▸ PROMPT: Every entry that follows needs to be repeated exactly.

* START THE DATA *

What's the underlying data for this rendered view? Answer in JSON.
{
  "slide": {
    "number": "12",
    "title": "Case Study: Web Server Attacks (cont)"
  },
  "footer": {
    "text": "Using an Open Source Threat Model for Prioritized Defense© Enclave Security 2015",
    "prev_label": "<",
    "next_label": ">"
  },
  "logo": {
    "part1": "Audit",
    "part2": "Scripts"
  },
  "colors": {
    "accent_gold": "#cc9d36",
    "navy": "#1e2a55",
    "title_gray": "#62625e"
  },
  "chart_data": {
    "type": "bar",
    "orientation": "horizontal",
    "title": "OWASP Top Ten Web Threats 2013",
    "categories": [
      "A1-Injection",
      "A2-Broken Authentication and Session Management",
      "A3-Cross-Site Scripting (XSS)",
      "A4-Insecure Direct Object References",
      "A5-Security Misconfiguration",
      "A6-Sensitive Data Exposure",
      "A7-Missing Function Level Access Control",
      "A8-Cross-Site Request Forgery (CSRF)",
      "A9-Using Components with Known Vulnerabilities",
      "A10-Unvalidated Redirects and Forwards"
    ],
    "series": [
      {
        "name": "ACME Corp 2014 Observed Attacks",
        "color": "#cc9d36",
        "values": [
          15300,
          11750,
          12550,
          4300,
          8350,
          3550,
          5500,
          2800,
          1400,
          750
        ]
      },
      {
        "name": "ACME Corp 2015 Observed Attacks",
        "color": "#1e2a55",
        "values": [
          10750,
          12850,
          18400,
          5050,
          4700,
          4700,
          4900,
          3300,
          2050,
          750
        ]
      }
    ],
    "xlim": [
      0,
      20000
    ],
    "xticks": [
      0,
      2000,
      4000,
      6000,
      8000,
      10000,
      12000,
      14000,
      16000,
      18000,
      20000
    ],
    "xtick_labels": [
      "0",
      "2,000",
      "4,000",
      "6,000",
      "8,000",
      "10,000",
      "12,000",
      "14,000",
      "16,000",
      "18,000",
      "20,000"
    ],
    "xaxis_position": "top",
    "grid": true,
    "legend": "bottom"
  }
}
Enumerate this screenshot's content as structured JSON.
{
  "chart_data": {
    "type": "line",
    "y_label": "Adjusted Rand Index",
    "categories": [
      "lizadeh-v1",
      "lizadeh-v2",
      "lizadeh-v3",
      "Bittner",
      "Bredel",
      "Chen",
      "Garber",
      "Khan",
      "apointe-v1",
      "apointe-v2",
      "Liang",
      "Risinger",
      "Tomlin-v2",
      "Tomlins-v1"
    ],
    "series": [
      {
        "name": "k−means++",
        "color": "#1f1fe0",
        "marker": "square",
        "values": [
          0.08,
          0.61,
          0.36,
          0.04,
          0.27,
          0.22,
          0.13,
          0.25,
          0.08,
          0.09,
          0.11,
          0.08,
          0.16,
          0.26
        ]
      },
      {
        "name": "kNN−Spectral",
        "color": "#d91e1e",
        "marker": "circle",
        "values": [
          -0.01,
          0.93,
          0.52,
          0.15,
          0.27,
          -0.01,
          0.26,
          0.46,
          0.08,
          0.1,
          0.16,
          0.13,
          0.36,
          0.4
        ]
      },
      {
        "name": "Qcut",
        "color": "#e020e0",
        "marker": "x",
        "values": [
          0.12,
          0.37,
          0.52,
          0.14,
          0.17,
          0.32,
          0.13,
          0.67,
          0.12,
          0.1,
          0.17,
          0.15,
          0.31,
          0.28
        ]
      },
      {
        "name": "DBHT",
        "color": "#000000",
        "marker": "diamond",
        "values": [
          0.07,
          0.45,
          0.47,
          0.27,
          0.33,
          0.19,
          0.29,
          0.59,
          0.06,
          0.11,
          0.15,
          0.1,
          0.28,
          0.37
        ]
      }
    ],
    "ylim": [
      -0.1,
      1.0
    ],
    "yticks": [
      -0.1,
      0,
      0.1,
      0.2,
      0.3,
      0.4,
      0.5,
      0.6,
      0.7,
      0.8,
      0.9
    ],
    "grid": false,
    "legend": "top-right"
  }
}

* END THE DATA *

▸ ANSWER TO THIS EXERCISE:
What's the underlying data for this rendered view? Answer in JSON.
{
  "slide": {
    "number": "12",
    "title": "Case Study: Web Server Attacks (cont)"
  },
  "footer": {
    "text": "Using an Open Source Threat Model for Prioritized Defense© Enclave Security 2015",
    "prev_label": "<",
    "next_label": ">"
  },
  "logo": {
    "part1": "Audit",
    "part2": "Scripts"
  },
  "colors": {
    "accent_gold": "#cc9d36",
    "navy": "#1e2a55",
    "title_gray": "#62625e"
  },
  "chart_data": {
    "type": "bar",
    "orientation": "horizontal",
    "title": "OWASP Top Ten Web Threats 2013",
    "categories": [
      "A1-Injection",
      "A2-Broken Authentication and Session Management",
      "A3-Cross-Site Scripting (XSS)",
      "A4-Insecure Direct Object References",
      "A5-Security Misconfiguration",
      "A6-Sensitive Data Exposure",
      "A7-Missing Function Level Access Control",
      "A8-Cross-Site Request Forgery (CSRF)",
      "A9-Using Components with Known Vulnerabilities",
      "A10-Unvalidated Redirects and Forwards"
    ],
    "series": [
      {
        "name": "ACME Corp 2014 Observed Attacks",
        "color": "#cc9d36",
        "values": [
          15300,
          11750,
          12550,
          4300,
          8350,
          3550,
          5500,
          2800,
          1400,
          750
        ]
      },
      {
        "name": "ACME Corp 2015 Observed Attacks",
        "color": "#1e2a55",
        "values": [
          10750,
          12850,
          18400,
          5050,
          4700,
          4700,
          4900,
          3300,
          2050,
          750
        ]
      }
    ],
    "xlim": [
      0,
      20000
    ],
    "xticks": [
      0,
      2000,
      4000,
      6000,
      8000,
      10000,
      12000,
      14000,
      16000,
      18000,
      20000
    ],
    "xtick_labels": [
      "0",
      "2,000",
      "4,000",
      "6,000",
      "8,000",
      "10,000",
      "12,000",
      "14,000",
      "16,000",
      "18,000",
      "20,000"
    ],
    "xaxis_position": "top",
    "grid": true,
    "legend": "bottom"
  }
}
Enumerate this screenshot's content as structured JSON.
{
  "chart_data": {
    "type": "line",
    "y_label": "Adjusted Rand Index",
    "categories": [
      "lizadeh-v1",
      "lizadeh-v2",
      "lizadeh-v3",
      "Bittner",
      "Bredel",
      "Chen",
      "Garber",
      "Khan",
      "apointe-v1",
      "apointe-v2",
      "Liang",
      "Risinger",
      "Tomlin-v2",
      "Tomlins-v1"
    ],
    "series": [
      {
        "name": "k−means++",
        "color": "#1f1fe0",
        "marker": "square",
        "values": [
          0.08,
          0.61,
          0.36,
          0.04,
          0.27,
          0.22,
          0.13,
          0.25,
          0.08,
          0.09,
          0.11,
          0.08,
          0.16,
          0.26
        ]
      },
      {
        "name": "kNN−Spectral",
        "color": "#d91e1e",
        "marker": "circle",
        "values": [
          -0.01,
          0.93,
          0.52,
          0.15,
          0.27,
          -0.01,
          0.26,
          0.46,
          0.08,
          0.1,
          0.16,
          0.13,
          0.36,
          0.4
        ]
      },
      {
        "name": "Qcut",
        "color": "#e020e0",
        "marker": "x",
        "values": [
          0.12,
          0.37,
          0.52,
          0.14,
          0.17,
          0.32,
          0.13,
          0.67,
          0.12,
          0.1,
          0.17,
          0.15,
          0.31,
          0.28
        ]
      },
      {
        "name": "DBHT",
        "color": "#000000",
        "marker": "diamond",
        "values": [
          0.07,
          0.45,
          0.47,
          0.27,
          0.33,
          0.19,
          0.29,
          0.59,
          0.06,
          0.11,
          0.15,
          0.1,
          0.28,
          0.37
        ]
      }
    ],
    "ylim": [
      -0.1,
      1.0
    ],
    "yticks": [
      -0.1,
      0,
      0.1,
      0.2,
      0.3,
      0.4,
      0.5,
      0.6,
      0.7,
      0.8,
      0.9
    ],
    "grid": false,
    "legend": "top-right"
  }
}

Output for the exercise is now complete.